##### TEXTO SELECIONADO

A valorização do esporte feminino no Brasil.
Enviada em 01/08/2020
É incontestável que o gênero feminino é depreciado no Brasil, sobretudo no esporte, devido à raízes socioculturais e históricas do país. Em meados do século XX, as mulheres começaram a fazer parte dos esportes, porém, geralmente participando de modalidades solo e que não demandavam muito esforço. Atualmente, o esporte feminino está mais disseminado, mas a falta de reconhecimento e investimento nessa área são obstáculos para sua valorização.
Sabe-se que, especialmente o futebol, é um exercício de histórico machista, onde os homens são mais reconhecidos por bem menos conquistas do que as mulheres. Um exemplo é a jogadora da seleção brasileira de futebol feminino, Marta, que é a maior artilheira em copas do mundo de todos os tempos, considerando equipes femininas e masculinas, e não é devidamente enaltecida.
Deste modo, a falta de investimento está diretamente ligada a desvalorização, gerando uma grande diferença na receita adquirida entre exercícios femininos e masculinos. Essa assimetria muitas vezes é tão acentuada que impede o deslocamento das equipes de mulheres entre os locais de disputa, situação que não ocorre com equipes de homens.
Diante dessa realidade, torna-se claro a importância do enaltecimento feminino tanto na sociedade em si, quanto no esporte. Dessa forma, a divulgação de notícias sobre a história das mulheres no esporte e suas conquistas, através de programas de TV e comerciais, bem como a transmissão de jogos femininos em canais abertos, se associam gerando reconhecimento e investimento, fazendo com que as mulheres sejam mais valorizadas principalmente no esporte.

##########
##### INFORMAÇÕES REGISTRADAS

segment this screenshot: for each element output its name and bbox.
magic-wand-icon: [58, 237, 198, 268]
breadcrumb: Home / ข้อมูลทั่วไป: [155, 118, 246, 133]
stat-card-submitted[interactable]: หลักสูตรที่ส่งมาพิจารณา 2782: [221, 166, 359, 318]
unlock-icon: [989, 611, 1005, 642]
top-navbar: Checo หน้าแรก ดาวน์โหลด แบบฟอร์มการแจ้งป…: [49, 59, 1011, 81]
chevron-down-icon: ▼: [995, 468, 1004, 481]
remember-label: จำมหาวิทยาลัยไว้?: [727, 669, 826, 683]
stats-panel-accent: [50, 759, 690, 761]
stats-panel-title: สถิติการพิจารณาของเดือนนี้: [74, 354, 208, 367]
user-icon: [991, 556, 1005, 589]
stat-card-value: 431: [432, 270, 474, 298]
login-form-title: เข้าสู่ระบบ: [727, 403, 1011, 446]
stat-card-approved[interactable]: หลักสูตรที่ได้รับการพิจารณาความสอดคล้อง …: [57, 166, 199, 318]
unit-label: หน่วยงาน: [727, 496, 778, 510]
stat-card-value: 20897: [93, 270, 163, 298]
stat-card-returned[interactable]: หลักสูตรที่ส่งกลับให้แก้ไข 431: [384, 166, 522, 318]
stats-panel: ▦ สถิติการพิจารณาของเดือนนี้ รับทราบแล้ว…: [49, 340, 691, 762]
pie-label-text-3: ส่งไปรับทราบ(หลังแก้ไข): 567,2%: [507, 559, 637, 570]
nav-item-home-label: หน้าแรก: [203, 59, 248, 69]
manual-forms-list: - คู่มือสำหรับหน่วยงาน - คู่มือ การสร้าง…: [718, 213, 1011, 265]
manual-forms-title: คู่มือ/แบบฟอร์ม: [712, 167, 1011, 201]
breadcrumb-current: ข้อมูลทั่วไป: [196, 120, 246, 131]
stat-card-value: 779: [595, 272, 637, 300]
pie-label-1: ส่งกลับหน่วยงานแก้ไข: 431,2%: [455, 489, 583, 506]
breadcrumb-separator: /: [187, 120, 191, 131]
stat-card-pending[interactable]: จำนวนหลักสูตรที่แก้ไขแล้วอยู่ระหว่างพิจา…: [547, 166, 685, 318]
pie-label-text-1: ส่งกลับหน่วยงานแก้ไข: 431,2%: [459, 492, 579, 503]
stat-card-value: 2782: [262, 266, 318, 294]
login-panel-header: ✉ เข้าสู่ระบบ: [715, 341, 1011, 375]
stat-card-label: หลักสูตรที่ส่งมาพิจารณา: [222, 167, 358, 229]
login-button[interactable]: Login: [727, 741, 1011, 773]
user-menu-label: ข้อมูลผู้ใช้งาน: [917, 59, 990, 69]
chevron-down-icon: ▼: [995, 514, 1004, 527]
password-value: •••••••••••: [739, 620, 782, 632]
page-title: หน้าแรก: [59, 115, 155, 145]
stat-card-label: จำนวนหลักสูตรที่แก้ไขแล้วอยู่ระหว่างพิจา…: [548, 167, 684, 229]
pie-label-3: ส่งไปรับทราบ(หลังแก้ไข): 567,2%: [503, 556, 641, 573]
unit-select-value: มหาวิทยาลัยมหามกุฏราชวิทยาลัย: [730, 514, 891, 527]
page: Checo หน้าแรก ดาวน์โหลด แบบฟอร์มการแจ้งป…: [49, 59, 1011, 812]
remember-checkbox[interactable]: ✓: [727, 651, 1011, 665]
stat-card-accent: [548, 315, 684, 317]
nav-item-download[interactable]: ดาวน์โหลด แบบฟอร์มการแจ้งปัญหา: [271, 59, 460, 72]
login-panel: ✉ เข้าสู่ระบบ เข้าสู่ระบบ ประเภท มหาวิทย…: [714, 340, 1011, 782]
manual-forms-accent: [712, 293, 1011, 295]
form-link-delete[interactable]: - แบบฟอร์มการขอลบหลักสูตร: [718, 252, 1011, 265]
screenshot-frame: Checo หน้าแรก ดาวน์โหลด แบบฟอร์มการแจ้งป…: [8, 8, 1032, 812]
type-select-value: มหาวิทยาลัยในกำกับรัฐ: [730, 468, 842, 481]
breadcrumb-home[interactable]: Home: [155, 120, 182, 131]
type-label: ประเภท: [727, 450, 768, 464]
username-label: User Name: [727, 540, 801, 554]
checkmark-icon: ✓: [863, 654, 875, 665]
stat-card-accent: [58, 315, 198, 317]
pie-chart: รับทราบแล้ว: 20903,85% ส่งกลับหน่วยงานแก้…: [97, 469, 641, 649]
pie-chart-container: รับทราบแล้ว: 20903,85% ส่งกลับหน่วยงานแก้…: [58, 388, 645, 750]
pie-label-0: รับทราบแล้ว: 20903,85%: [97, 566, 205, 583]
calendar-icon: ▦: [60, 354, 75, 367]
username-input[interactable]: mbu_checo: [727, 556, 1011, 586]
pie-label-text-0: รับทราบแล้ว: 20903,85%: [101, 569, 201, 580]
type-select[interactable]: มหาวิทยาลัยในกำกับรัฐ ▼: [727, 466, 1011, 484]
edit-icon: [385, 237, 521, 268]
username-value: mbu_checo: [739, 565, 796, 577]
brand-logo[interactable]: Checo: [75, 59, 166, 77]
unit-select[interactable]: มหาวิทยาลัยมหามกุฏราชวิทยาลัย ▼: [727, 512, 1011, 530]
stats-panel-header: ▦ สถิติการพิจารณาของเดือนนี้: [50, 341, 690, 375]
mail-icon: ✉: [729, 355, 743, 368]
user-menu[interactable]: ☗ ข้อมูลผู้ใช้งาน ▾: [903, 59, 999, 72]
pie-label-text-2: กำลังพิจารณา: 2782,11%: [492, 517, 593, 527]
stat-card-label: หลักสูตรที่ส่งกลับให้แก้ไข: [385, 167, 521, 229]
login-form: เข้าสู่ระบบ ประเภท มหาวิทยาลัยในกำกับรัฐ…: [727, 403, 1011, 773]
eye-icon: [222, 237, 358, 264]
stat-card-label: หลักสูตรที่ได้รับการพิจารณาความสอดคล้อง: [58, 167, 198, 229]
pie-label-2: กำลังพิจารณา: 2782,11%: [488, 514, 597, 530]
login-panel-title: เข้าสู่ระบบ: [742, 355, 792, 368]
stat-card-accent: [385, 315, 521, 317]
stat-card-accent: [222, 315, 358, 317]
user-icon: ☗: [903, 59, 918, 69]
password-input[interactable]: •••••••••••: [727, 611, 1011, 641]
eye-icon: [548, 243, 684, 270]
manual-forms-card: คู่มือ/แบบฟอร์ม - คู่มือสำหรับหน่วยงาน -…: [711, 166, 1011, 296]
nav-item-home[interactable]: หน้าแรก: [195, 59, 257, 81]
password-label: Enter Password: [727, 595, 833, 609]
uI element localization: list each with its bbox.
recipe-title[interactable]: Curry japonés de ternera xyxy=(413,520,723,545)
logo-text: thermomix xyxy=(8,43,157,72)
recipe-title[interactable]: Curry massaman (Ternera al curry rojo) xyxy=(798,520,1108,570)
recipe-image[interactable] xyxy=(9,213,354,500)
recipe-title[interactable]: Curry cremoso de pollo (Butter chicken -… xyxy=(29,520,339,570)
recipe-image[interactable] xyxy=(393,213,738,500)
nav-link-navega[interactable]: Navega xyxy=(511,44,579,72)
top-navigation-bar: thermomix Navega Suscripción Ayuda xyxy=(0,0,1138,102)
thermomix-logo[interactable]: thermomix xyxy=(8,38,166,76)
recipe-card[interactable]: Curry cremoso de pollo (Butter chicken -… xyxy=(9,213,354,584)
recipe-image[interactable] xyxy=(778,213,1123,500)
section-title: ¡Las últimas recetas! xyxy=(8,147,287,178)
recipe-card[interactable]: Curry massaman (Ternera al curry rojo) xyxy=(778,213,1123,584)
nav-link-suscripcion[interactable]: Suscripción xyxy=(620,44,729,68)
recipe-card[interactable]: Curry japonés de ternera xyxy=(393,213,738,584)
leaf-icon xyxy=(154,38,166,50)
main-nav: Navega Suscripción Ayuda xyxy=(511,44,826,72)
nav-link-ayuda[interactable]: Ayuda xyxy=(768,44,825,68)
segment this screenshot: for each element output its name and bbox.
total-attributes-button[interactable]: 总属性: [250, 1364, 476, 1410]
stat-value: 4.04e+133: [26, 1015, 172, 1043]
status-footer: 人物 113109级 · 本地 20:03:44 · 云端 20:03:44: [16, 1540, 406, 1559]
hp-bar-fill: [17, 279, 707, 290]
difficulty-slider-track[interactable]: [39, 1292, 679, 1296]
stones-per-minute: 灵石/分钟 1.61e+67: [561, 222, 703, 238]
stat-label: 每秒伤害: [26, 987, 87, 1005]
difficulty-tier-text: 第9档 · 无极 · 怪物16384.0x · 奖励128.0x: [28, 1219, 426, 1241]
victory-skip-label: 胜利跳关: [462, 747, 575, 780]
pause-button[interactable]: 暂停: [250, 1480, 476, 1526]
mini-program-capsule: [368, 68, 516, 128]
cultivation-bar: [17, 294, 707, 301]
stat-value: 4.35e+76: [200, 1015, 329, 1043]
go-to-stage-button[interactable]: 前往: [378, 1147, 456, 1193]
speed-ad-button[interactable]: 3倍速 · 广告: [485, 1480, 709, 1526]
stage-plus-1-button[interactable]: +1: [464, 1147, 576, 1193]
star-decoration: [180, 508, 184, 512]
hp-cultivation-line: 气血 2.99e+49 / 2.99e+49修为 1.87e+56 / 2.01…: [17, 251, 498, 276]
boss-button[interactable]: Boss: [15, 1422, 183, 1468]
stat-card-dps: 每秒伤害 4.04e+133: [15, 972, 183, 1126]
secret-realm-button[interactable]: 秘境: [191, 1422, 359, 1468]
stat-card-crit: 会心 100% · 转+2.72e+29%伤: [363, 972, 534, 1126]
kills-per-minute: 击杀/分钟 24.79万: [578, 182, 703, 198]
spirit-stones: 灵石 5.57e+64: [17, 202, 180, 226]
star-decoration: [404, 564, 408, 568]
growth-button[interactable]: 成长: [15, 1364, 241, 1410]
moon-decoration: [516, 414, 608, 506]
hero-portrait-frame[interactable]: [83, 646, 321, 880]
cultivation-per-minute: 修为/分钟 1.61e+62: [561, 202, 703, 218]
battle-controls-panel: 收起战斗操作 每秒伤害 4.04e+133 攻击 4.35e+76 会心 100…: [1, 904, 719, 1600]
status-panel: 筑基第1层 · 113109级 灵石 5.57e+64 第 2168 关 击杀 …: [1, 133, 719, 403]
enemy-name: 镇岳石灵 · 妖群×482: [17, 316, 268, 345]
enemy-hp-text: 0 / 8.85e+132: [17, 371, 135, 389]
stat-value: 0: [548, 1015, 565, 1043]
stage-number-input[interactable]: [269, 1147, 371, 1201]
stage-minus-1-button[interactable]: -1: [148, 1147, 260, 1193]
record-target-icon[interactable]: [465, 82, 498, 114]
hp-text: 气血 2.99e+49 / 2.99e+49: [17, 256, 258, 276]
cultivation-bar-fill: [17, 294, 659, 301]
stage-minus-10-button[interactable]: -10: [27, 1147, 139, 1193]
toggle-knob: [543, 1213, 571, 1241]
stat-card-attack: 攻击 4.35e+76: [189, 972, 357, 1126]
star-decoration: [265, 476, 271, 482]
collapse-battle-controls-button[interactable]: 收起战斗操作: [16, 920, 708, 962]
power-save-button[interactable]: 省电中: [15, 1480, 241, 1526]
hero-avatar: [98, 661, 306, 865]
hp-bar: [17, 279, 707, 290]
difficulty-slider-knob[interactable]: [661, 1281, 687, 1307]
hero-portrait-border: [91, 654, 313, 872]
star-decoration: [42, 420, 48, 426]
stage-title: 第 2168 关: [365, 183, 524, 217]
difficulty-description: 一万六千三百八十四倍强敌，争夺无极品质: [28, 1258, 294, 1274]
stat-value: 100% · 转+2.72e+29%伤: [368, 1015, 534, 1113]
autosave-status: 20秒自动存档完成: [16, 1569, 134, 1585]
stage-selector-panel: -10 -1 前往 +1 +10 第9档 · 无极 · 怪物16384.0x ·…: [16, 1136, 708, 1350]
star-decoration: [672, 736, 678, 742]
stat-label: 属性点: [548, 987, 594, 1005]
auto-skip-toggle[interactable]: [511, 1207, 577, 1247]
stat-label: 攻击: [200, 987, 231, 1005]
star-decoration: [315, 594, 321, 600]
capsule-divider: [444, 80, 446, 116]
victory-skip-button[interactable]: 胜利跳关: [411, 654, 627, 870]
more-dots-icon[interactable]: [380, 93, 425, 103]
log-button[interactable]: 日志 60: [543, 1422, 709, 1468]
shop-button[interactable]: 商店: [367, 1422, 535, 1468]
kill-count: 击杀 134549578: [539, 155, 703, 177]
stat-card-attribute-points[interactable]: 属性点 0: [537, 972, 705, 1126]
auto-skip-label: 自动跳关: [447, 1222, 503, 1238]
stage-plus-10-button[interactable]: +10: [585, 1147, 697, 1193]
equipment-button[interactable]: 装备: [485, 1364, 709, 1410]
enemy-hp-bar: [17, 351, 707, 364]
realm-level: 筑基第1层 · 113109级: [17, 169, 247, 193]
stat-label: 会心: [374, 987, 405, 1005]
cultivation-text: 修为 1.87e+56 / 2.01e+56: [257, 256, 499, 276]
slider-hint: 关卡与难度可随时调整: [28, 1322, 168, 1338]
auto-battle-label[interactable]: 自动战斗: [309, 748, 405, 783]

##########

→ **SUA TAREFA**
Segundo o texto sobre o esporte feminino, que recorde tem a jogadora Marta? Os itens não são necessários para resolver a tarefa.

→ **RESPOSTA DA TAREFA**
É a maior artilheira em copas do mundo de todos os tempos, considerando equipes femininas e masculinas.